• [What you should do] Gather each line in the entries that includes the string "Psychotherapie".

Recorded data
* * * * * * *

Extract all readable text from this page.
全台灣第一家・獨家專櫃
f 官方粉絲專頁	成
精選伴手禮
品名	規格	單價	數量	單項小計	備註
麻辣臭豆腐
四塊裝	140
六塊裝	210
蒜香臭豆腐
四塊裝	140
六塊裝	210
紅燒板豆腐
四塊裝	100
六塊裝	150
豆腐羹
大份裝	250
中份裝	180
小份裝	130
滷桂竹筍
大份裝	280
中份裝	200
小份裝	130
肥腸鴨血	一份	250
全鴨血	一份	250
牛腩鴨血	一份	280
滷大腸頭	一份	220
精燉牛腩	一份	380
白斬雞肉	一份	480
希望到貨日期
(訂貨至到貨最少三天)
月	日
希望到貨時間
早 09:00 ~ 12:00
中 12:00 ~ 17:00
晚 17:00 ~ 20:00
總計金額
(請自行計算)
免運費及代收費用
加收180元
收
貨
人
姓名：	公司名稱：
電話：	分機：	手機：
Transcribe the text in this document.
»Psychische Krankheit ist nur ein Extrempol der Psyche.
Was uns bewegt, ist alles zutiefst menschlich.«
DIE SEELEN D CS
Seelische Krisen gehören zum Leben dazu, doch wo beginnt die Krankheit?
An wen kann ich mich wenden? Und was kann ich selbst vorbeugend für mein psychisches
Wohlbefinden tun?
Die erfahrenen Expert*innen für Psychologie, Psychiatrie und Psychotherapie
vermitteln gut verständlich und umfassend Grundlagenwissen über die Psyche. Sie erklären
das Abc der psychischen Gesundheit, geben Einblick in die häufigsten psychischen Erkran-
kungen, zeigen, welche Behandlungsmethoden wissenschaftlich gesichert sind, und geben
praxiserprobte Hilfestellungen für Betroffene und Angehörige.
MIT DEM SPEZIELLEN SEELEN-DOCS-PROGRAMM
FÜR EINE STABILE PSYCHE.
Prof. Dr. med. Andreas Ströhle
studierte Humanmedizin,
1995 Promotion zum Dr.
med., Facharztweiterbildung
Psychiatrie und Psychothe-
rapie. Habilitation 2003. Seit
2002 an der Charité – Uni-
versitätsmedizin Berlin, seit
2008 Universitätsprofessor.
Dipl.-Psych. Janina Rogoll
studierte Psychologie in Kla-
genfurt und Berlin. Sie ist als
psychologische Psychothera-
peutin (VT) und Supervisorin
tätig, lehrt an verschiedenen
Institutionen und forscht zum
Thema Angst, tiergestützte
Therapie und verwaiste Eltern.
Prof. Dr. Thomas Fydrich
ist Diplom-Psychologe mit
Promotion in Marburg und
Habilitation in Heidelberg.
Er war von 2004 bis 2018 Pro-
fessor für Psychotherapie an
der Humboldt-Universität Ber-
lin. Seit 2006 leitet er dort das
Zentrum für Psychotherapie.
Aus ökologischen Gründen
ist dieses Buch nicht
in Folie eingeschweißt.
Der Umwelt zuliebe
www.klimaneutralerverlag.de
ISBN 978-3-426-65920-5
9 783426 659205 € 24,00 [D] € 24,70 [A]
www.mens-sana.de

* * * * * * *

• [Exercise response]
Die erfahrenen Expert*innen für Psychologie, Psychiatrie und Psychotherapie
fessor für Psychotherapie an
Zentrum für Psychotherapie.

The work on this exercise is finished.